__AIM__: Starting with the first line of the entries and going on through the line containing "email-body: Congratulations! Your", write those lines out again, swapping "sender-avatar" for "sender-icon" and changing nothing else.

__DATASET CONTENT__:
★ ★ ★ ★

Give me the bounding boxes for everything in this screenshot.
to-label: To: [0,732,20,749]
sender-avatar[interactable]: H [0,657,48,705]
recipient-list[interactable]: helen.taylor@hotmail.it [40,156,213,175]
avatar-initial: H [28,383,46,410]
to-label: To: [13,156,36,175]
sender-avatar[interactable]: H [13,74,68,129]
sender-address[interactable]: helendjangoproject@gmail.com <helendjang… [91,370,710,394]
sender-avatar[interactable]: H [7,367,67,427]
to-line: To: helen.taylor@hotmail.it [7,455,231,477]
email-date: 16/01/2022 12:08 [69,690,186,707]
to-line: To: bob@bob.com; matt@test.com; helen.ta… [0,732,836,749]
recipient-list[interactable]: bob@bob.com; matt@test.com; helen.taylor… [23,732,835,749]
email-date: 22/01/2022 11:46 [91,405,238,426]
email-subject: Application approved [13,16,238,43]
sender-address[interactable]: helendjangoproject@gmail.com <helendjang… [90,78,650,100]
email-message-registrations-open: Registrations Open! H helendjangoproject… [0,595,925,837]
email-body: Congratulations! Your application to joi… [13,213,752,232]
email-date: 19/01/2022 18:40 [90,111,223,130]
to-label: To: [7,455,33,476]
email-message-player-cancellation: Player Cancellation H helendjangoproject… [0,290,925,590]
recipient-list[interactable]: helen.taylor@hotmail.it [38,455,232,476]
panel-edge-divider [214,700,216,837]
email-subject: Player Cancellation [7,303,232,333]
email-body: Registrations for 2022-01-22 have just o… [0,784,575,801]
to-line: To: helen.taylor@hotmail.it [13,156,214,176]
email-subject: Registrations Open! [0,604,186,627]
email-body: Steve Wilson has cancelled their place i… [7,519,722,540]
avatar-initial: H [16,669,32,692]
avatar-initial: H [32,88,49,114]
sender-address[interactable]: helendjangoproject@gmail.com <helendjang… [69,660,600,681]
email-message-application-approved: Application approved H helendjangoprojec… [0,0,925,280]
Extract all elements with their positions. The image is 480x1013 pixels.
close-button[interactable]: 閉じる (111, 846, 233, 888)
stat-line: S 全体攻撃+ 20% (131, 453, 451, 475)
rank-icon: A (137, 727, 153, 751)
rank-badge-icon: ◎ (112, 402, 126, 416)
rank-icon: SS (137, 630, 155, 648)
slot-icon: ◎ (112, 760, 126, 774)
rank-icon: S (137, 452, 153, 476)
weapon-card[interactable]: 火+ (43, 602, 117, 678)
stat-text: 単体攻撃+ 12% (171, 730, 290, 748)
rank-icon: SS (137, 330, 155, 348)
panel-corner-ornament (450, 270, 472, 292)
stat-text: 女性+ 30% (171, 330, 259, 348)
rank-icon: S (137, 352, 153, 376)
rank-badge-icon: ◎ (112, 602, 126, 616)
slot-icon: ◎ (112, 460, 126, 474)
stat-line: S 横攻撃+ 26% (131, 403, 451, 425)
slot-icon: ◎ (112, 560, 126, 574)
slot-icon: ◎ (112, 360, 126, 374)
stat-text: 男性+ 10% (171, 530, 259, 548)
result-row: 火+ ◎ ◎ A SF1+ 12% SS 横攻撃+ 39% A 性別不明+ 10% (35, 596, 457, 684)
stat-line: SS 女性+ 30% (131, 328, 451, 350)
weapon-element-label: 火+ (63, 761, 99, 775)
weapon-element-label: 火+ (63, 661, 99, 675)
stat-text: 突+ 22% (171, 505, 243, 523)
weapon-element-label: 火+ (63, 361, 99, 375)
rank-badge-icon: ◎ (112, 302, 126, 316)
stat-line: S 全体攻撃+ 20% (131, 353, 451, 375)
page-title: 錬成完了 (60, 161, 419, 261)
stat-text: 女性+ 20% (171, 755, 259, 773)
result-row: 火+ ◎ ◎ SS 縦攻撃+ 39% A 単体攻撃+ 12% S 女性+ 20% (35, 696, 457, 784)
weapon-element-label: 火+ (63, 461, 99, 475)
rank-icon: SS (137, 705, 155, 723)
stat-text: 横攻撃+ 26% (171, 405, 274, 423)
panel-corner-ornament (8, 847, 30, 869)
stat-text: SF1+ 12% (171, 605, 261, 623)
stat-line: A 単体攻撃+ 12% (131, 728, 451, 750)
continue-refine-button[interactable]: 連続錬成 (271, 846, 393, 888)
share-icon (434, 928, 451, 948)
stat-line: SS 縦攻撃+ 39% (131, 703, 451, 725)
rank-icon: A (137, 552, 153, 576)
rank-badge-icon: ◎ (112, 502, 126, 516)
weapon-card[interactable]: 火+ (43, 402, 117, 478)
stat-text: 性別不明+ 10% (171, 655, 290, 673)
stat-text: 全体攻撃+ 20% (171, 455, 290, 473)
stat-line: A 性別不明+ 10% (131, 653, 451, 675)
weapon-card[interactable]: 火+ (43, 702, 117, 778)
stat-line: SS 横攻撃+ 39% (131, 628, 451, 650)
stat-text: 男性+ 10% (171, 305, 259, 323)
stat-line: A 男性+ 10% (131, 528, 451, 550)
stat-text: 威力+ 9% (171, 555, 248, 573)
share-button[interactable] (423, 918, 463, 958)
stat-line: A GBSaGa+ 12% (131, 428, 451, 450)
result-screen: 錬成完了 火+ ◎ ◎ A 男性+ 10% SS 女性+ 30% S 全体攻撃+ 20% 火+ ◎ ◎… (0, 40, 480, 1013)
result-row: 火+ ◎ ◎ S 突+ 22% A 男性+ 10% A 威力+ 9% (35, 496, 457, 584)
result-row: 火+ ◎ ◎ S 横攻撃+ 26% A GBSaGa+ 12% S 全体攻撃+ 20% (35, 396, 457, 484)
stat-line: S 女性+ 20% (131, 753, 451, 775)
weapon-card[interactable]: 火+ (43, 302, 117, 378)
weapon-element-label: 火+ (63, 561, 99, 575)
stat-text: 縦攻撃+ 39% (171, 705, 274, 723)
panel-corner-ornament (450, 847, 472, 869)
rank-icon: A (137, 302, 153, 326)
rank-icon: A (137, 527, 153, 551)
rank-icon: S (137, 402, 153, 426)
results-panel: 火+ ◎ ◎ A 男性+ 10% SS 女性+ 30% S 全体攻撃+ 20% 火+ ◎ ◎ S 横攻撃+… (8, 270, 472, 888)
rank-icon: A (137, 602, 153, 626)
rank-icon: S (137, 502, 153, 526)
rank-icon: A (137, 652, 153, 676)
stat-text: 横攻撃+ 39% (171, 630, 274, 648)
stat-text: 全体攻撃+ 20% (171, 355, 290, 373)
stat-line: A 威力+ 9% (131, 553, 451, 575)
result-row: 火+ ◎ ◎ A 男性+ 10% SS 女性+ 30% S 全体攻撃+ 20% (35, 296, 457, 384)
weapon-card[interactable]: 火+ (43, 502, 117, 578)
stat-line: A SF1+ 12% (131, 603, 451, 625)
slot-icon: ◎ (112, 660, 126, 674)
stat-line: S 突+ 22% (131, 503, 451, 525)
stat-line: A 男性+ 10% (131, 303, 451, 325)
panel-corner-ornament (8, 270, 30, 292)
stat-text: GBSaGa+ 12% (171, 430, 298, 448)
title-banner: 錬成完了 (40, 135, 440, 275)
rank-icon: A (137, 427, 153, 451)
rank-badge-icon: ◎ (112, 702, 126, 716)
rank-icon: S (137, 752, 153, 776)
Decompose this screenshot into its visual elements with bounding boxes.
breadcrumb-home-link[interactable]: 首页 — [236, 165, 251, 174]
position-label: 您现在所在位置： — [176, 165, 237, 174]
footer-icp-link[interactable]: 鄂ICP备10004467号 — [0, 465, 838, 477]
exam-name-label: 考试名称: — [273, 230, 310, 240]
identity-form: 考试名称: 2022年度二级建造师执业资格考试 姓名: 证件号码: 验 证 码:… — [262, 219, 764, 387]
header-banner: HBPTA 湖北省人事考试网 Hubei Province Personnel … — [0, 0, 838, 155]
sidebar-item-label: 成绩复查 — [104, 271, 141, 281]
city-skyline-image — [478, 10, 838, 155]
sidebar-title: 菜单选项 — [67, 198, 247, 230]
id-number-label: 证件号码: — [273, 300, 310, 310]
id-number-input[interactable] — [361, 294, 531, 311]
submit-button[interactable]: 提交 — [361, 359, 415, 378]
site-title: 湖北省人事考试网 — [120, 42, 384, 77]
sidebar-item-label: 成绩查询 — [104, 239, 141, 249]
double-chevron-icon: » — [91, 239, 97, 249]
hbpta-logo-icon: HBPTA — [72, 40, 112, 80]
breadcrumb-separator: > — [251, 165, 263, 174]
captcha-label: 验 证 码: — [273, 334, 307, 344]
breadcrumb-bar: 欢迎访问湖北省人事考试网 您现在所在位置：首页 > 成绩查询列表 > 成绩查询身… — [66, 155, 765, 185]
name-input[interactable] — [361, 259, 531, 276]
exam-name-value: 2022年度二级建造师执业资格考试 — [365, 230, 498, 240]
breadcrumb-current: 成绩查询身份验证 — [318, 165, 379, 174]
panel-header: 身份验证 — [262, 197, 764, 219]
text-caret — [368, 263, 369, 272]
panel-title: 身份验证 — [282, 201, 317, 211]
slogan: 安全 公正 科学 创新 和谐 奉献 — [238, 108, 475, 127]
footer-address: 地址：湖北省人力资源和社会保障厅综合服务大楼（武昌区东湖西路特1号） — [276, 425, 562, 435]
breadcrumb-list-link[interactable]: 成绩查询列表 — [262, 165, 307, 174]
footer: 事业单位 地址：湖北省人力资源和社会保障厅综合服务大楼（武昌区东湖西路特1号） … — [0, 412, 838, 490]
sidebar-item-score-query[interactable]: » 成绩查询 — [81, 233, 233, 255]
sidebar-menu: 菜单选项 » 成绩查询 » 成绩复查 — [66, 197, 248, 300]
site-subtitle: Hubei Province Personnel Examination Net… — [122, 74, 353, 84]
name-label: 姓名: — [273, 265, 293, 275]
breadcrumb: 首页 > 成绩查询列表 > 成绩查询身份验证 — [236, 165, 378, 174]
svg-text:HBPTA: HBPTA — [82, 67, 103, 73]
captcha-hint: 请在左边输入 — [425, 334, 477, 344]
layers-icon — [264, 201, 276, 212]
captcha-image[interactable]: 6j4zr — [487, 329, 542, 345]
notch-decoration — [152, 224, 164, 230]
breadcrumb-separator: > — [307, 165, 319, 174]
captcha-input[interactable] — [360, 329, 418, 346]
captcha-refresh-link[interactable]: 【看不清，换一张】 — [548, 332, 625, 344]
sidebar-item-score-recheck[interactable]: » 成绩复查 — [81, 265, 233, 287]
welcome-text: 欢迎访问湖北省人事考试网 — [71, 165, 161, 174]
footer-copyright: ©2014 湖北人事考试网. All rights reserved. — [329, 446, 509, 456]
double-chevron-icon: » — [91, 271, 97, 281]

★ ★ ★ ★

__RESULT OF THIS EXERCISE__:
Give me the bounding boxes for everything in this screenshot.
to-label: To: [0,732,20,749]
sender-icon[interactable]: H [0,657,48,705]
recipient-list[interactable]: helen.taylor@hotmail.it [40,156,213,175]
avatar-initial: H [28,383,46,410]
to-label: To: [13,156,36,175]
sender-icon[interactable]: H [13,74,68,129]
sender-address[interactable]: helendjangoproject@gmail.com <helendjang… [91,370,710,394]
sender-icon[interactable]: H [7,367,67,427]
to-line: To: helen.taylor@hotmail.it [7,455,231,477]
email-date: 16/01/2022 12:08 [69,690,186,707]
to-line: To: bob@bob.com; matt@test.com; helen.ta… [0,732,836,749]
recipient-list[interactable]: bob@bob.com; matt@test.com; helen.taylor… [23,732,835,749]
email-date: 22/01/2022 11:46 [91,405,238,426]
email-subject: Application approved [13,16,238,43]
sender-address[interactable]: helendjangoproject@gmail.com <helendjang… [90,78,650,100]
email-message-registrations-open: Registrations Open! H helendjangoproject… [0,595,925,837]
email-body: Congratulations! Your application to joi… [13,213,752,232]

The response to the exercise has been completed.